[Dataset records]
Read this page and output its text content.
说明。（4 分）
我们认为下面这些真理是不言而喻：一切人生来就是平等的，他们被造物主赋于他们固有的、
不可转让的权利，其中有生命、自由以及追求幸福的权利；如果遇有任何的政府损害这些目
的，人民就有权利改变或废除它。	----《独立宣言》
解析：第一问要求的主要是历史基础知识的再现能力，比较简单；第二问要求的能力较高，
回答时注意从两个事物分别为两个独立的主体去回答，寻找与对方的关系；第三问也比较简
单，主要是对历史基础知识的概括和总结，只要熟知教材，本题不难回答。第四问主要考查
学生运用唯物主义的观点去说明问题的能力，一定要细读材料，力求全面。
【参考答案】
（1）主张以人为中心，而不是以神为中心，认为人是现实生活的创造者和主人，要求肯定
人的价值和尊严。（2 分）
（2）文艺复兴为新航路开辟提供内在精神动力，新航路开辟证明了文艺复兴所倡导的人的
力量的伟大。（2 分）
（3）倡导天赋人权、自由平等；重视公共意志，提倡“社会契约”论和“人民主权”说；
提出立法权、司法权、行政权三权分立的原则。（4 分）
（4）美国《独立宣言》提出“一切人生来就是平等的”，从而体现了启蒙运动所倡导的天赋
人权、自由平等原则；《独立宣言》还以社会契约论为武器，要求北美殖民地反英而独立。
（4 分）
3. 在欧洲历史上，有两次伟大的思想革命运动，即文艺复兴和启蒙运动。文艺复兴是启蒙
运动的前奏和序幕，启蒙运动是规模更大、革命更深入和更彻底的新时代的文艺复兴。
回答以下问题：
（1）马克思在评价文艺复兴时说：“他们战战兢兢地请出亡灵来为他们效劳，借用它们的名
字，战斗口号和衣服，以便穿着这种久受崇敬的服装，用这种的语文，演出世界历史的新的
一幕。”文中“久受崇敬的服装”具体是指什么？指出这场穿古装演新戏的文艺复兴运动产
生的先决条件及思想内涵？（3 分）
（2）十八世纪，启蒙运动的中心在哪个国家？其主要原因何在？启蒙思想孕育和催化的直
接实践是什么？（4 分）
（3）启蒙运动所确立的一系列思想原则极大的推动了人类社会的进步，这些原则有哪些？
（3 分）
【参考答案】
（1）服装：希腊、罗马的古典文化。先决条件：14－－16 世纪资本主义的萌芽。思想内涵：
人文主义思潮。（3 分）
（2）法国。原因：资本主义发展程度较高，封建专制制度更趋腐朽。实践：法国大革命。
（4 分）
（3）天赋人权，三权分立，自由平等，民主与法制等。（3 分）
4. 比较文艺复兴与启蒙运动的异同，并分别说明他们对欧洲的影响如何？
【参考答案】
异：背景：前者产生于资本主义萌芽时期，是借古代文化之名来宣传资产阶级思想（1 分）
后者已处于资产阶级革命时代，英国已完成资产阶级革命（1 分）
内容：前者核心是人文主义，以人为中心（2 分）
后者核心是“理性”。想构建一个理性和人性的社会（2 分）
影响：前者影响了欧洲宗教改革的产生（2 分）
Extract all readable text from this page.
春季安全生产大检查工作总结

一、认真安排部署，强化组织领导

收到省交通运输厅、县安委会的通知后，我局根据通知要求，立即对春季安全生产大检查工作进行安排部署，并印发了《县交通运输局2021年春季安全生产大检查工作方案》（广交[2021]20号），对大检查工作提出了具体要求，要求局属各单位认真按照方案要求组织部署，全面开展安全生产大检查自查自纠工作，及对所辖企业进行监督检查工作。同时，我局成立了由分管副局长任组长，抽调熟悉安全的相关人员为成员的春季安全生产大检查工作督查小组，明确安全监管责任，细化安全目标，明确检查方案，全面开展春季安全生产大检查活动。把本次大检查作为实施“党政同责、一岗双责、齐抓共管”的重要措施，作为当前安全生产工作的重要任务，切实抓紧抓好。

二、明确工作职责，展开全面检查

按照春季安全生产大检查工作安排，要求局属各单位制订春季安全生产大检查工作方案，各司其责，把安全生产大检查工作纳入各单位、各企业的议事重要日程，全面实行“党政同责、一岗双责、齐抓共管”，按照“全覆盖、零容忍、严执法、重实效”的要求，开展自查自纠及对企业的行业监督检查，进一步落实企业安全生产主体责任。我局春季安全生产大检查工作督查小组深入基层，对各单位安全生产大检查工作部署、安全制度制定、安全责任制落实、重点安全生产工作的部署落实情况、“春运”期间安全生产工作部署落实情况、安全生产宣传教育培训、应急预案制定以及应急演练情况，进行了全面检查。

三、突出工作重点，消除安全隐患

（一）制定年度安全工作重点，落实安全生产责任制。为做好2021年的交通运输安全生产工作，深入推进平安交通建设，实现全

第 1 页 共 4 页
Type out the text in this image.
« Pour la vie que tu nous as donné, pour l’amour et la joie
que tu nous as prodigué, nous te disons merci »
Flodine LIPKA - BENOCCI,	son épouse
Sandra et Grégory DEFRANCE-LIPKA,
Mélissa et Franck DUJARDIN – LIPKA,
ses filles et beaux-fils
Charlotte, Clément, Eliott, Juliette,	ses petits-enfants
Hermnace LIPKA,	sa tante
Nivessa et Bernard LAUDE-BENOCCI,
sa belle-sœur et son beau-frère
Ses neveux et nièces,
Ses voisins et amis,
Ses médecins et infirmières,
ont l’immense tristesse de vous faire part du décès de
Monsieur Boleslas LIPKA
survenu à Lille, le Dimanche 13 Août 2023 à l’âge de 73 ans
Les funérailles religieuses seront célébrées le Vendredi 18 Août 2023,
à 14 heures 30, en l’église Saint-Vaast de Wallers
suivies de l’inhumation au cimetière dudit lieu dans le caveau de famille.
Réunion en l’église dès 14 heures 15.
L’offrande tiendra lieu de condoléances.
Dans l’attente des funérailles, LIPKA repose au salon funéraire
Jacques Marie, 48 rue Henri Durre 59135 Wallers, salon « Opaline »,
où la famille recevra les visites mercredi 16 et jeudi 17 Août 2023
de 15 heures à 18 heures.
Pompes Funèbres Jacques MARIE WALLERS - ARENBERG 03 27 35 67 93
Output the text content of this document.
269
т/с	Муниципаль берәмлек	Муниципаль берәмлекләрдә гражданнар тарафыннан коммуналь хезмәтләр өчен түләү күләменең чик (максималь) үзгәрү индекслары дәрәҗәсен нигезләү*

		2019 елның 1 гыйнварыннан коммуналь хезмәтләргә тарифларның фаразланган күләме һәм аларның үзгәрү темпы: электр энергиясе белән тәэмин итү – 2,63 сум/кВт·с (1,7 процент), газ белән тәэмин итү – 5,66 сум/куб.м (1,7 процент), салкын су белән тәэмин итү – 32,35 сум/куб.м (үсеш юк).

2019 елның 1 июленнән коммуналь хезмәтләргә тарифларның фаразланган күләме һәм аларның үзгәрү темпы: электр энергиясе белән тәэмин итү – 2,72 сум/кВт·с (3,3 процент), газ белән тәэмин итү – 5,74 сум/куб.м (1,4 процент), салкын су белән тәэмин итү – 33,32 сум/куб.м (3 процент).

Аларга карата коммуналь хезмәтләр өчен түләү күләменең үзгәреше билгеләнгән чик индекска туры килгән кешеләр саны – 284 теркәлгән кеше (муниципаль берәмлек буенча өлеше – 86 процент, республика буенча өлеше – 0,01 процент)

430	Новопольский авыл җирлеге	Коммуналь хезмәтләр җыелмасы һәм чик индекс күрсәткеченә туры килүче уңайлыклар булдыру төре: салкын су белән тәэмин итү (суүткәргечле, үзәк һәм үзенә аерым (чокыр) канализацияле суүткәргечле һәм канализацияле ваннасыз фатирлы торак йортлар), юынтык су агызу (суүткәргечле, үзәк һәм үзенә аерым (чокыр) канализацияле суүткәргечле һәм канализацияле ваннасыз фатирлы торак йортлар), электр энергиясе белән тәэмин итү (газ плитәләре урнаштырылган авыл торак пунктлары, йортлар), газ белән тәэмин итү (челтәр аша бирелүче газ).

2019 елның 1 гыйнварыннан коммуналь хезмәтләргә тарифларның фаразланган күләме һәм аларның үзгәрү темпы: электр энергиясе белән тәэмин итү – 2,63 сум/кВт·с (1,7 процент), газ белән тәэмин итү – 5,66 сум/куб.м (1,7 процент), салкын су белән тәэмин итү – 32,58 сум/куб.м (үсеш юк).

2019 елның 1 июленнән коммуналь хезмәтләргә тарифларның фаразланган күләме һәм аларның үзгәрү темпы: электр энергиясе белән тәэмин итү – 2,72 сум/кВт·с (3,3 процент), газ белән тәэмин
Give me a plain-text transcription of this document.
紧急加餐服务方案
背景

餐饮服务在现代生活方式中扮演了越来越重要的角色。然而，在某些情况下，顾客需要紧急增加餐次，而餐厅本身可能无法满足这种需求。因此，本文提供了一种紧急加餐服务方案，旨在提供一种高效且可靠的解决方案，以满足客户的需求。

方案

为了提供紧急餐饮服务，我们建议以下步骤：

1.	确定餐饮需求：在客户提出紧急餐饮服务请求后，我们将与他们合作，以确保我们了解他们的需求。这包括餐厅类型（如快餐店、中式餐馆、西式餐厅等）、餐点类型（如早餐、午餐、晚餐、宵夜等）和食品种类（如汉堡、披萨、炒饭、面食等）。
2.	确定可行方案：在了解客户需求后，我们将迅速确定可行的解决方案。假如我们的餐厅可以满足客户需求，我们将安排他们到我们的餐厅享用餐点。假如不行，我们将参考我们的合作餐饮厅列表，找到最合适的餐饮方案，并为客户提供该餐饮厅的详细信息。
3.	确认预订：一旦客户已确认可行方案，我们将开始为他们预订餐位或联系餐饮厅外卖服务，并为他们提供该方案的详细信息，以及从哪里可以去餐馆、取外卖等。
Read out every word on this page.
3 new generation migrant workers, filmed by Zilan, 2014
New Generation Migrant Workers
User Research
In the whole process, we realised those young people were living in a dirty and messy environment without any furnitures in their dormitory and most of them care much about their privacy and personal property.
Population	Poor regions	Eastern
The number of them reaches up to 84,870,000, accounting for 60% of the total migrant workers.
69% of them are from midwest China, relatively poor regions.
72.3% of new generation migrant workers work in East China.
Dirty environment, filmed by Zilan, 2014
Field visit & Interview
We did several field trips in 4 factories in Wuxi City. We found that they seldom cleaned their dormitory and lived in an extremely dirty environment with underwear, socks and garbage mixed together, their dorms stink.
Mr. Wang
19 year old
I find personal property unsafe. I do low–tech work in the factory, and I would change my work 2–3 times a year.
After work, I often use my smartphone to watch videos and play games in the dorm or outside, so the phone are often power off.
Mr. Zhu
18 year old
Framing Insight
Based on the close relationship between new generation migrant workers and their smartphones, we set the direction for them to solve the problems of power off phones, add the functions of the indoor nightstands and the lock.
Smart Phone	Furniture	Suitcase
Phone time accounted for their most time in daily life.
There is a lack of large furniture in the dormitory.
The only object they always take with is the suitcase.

### Problem details
Read the entries and select each line where the word "text" is found.

### Exercise output
Read this page and output its text content.
Extract all readable text from this page.
Type out the text in this image.
Output the text content of this document.
Give me a plain-text transcription of this document.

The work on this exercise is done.